Produce an exact copy of all the data below, dropping every image.

◆ DATA PROVIDED:
= = = = = = =

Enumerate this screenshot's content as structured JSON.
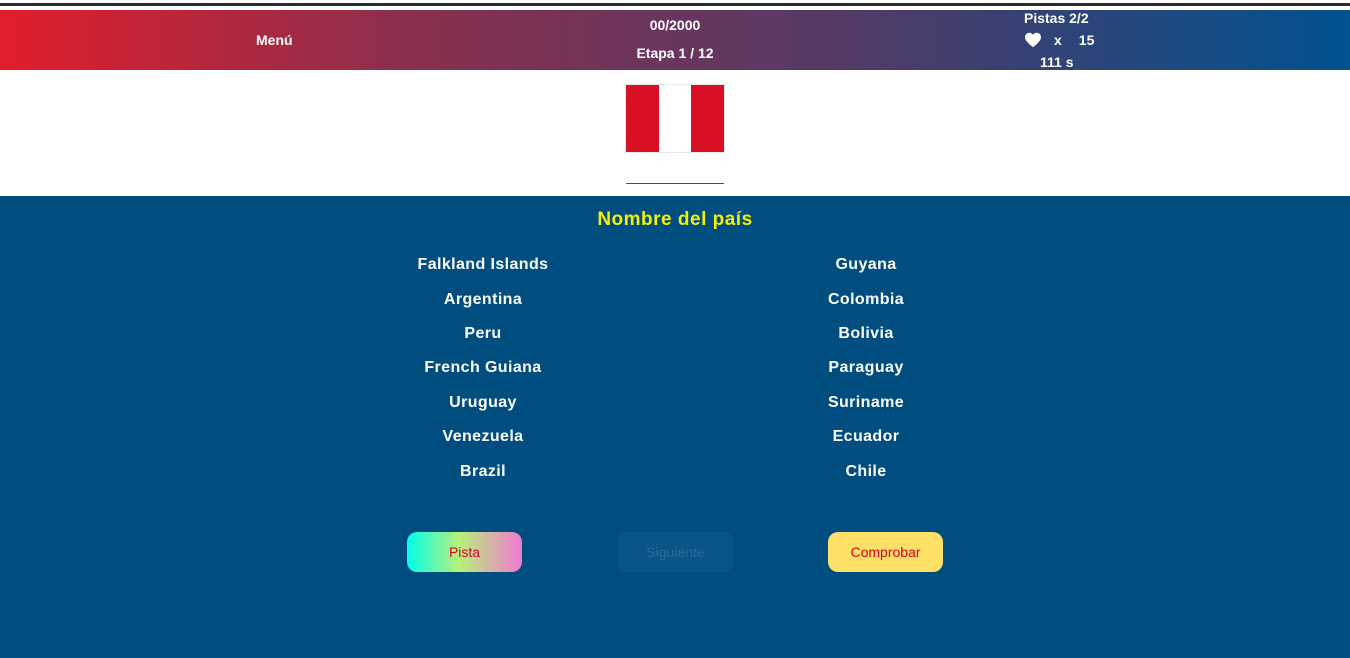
{
  "header": {
    "menu_label": "Menú",
    "score": "00/2000",
    "stage": "Etapa 1 / 12",
    "hints": "Pistas 2/2",
    "lives_x": "x",
    "lives_count": "15",
    "timer": "111 s"
  },
  "flag": {
    "country_flag": "Peru",
    "colors": [
      "#d91023",
      "#ffffff",
      "#d91023"
    ]
  },
  "question": {
    "title": "Nombre del país"
  },
  "options": {
    "left": [
      "Falkland Islands",
      "Argentina",
      "Peru",
      "French Guiana",
      "Uruguay",
      "Venezuela",
      "Brazil"
    ],
    "right": [
      "Guyana",
      "Colombia",
      "Bolivia",
      "Paraguay",
      "Suriname",
      "Ecuador",
      "Chile"
    ]
  },
  "buttons": {
    "hint": "Pista",
    "next": "Siguiente",
    "check": "Comprobar"
  },
  "colors": {
    "background": "#004d80",
    "title": "#f4f000",
    "accent_red": "#d80027",
    "check_button": "#ffe066"
  }
}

= = = = = = =

◆ WORKED SOLUTION:
Enumerate this screenshot's content as structured JSON.
{
  "header": {
    "menu_label": "Menú",
    "score": "00/2000",
    "stage": "Etapa 1 / 12",
    "hints": "Pistas 2/2",
    "lives_x": "x",
    "lives_count": "15",
    "timer": "111 s"
  },
  "flag": {
    "country_flag": "Peru",
    "colors": [
      "#d91023",
      "#ffffff",
      "#d91023"
    ]
  },
  "question": {
    "title": "Nombre del país"
  },
  "options": {
    "left": [
      "Falkland Islands",
      "Argentina",
      "Peru",
      "French Guiana",
      "Uruguay",
      "Venezuela",
      "Brazil"
    ],
    "right": [
      "Guyana",
      "Colombia",
      "Bolivia",
      "Paraguay",
      "Suriname",
      "Ecuador",
      "Chile"
    ]
  },
  "buttons": {
    "hint": "Pista",
    "next": "Siguiente",
    "check": "Comprobar"
  },
  "colors": {
    "background": "#004d80",
    "title": "#f4f000",
    "accent_red": "#d80027",
    "check_button": "#ffe066"
  }
}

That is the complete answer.